## Exercise
Return the listing below exactly, with the pictures dropped.

►

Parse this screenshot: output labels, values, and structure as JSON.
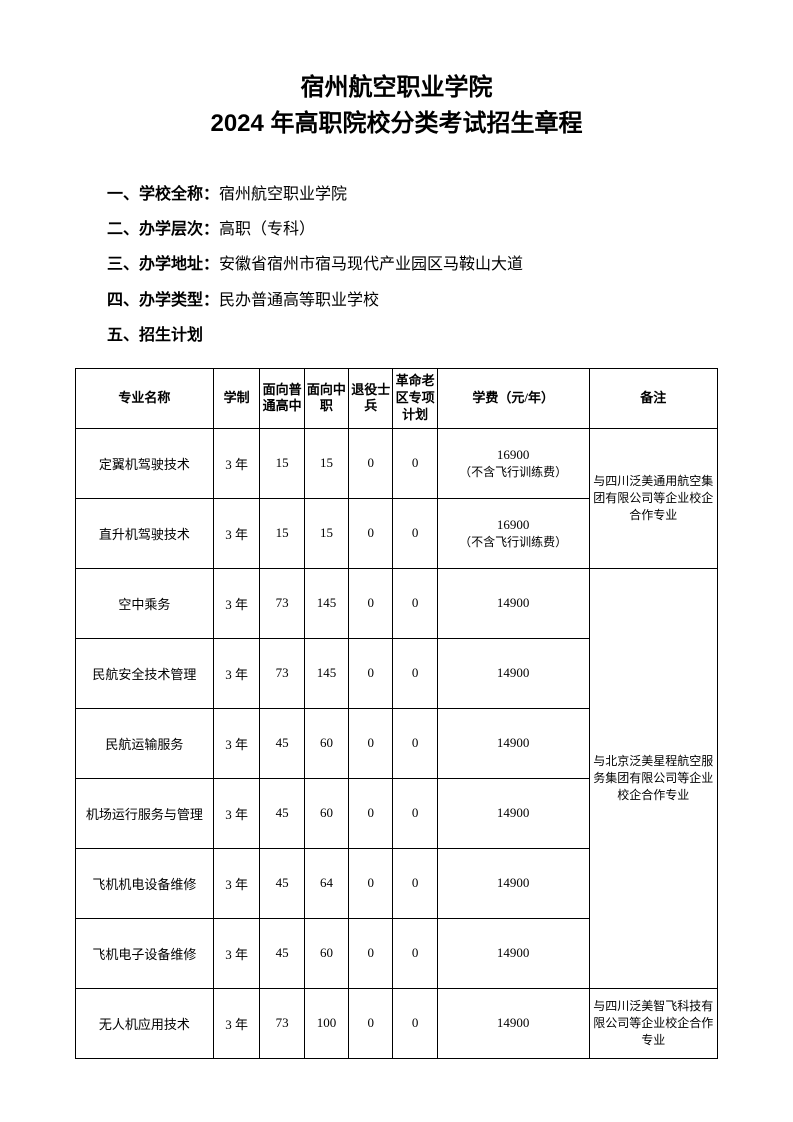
{
  "title_line1": "宿州航空职业学院",
  "title_line2": "2024 年高职院校分类考试招生章程",
  "info_items": [
    {
      "label": "一、学校全称：",
      "value": "宿州航空职业学院"
    },
    {
      "label": "二、办学层次：",
      "value": "高职（专科）"
    },
    {
      "label": "三、办学地址：",
      "value": "安徽省宿州市宿马现代产业园区马鞍山大道"
    },
    {
      "label": "四、办学类型：",
      "value": "民办普通高等职业学校"
    },
    {
      "label": "五、招生计划",
      "value": ""
    }
  ],
  "table": {
    "headers": [
      "专业名称",
      "学制",
      "面向普通高中",
      "面向中职",
      "退役士兵",
      "革命老区专项计划",
      "学费（元/年）",
      "备注"
    ],
    "rows": [
      {
        "name": "定翼机驾驶技术",
        "duration": "3 年",
        "highschool": "15",
        "vocational": "15",
        "veteran": "0",
        "revolution": "0",
        "tuition": "16900",
        "tuition_note": "（不含飞行训练费）"
      },
      {
        "name": "直升机驾驶技术",
        "duration": "3 年",
        "highschool": "15",
        "vocational": "15",
        "veteran": "0",
        "revolution": "0",
        "tuition": "16900",
        "tuition_note": "（不含飞行训练费）"
      },
      {
        "name": "空中乘务",
        "duration": "3 年",
        "highschool": "73",
        "vocational": "145",
        "veteran": "0",
        "revolution": "0",
        "tuition": "14900",
        "tuition_note": ""
      },
      {
        "name": "民航安全技术管理",
        "duration": "3 年",
        "highschool": "73",
        "vocational": "145",
        "veteran": "0",
        "revolution": "0",
        "tuition": "14900",
        "tuition_note": ""
      },
      {
        "name": "民航运输服务",
        "duration": "3 年",
        "highschool": "45",
        "vocational": "60",
        "veteran": "0",
        "revolution": "0",
        "tuition": "14900",
        "tuition_note": ""
      },
      {
        "name": "机场运行服务与管理",
        "duration": "3 年",
        "highschool": "45",
        "vocational": "60",
        "veteran": "0",
        "revolution": "0",
        "tuition": "14900",
        "tuition_note": ""
      },
      {
        "name": "飞机机电设备维修",
        "duration": "3 年",
        "highschool": "45",
        "vocational": "64",
        "veteran": "0",
        "revolution": "0",
        "tuition": "14900",
        "tuition_note": ""
      },
      {
        "name": "飞机电子设备维修",
        "duration": "3 年",
        "highschool": "45",
        "vocational": "60",
        "veteran": "0",
        "revolution": "0",
        "tuition": "14900",
        "tuition_note": ""
      },
      {
        "name": "无人机应用技术",
        "duration": "3 年",
        "highschool": "73",
        "vocational": "100",
        "veteran": "0",
        "revolution": "0",
        "tuition": "14900",
        "tuition_note": ""
      }
    ],
    "remarks": [
      {
        "rowspan": 2,
        "text": "与四川泛美通用航空集团有限公司等企业校企合作专业"
      },
      {
        "rowspan": 6,
        "text": "与北京泛美星程航空服务集团有限公司等企业校企合作专业"
      },
      {
        "rowspan": 1,
        "text": "与四川泛美智飞科技有限公司等企业校企合作专业"
      }
    ]
  }
}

◄

## Answer to this exercise
Parse this screenshot: output labels, values, and structure as JSON.
{
  "title_line1": "宿州航空职业学院",
  "title_line2": "2024 年高职院校分类考试招生章程",
  "info_items": [
    {
      "label": "一、学校全称：",
      "value": "宿州航空职业学院"
    },
    {
      "label": "二、办学层次：",
      "value": "高职（专科）"
    },
    {
      "label": "三、办学地址：",
      "value": "安徽省宿州市宿马现代产业园区马鞍山大道"
    },
    {
      "label": "四、办学类型：",
      "value": "民办普通高等职业学校"
    },
    {
      "label": "五、招生计划",
      "value": ""
    }
  ],
  "table": {
    "headers": [
      "专业名称",
      "学制",
      "面向普通高中",
      "面向中职",
      "退役士兵",
      "革命老区专项计划",
      "学费（元/年）",
      "备注"
    ],
    "rows": [
      {
        "name": "定翼机驾驶技术",
        "duration": "3 年",
        "highschool": "15",
        "vocational": "15",
        "veteran": "0",
        "revolution": "0",
        "tuition": "16900",
        "tuition_note": "（不含飞行训练费）"
      },
      {
        "name": "直升机驾驶技术",
        "duration": "3 年",
        "highschool": "15",
        "vocational": "15",
        "veteran": "0",
        "revolution": "0",
        "tuition": "16900",
        "tuition_note": "（不含飞行训练费）"
      },
      {
        "name": "空中乘务",
        "duration": "3 年",
        "highschool": "73",
        "vocational": "145",
        "veteran": "0",
        "revolution": "0",
        "tuition": "14900",
        "tuition_note": ""
      },
      {
        "name": "民航安全技术管理",
        "duration": "3 年",
        "highschool": "73",
        "vocational": "145",
        "veteran": "0",
        "revolution": "0",
        "tuition": "14900",
        "tuition_note": ""
      },
      {
        "name": "民航运输服务",
        "duration": "3 年",
        "highschool": "45",
        "vocational": "60",
        "veteran": "0",
        "revolution": "0",
        "tuition": "14900",
        "tuition_note": ""
      },
      {
        "name": "机场运行服务与管理",
        "duration": "3 年",
        "highschool": "45",
        "vocational": "60",
        "veteran": "0",
        "revolution": "0",
        "tuition": "14900",
        "tuition_note": ""
      },
      {
        "name": "飞机机电设备维修",
        "duration": "3 年",
        "highschool": "45",
        "vocational": "64",
        "veteran": "0",
        "revolution": "0",
        "tuition": "14900",
        "tuition_note": ""
      },
      {
        "name": "飞机电子设备维修",
        "duration": "3 年",
        "highschool": "45",
        "vocational": "60",
        "veteran": "0",
        "revolution": "0",
        "tuition": "14900",
        "tuition_note": ""
      },
      {
        "name": "无人机应用技术",
        "duration": "3 年",
        "highschool": "73",
        "vocational": "100",
        "veteran": "0",
        "revolution": "0",
        "tuition": "14900",
        "tuition_note": ""
      }
    ],
    "remarks": [
      {
        "rowspan": 2,
        "text": "与四川泛美通用航空集团有限公司等企业校企合作专业"
      },
      {
        "rowspan": 6,
        "text": "与北京泛美星程航空服务集团有限公司等企业校企合作专业"
      },
      {
        "rowspan": 1,
        "text": "与四川泛美智飞科技有限公司等企业校企合作专业"
      }
    ]
  }
}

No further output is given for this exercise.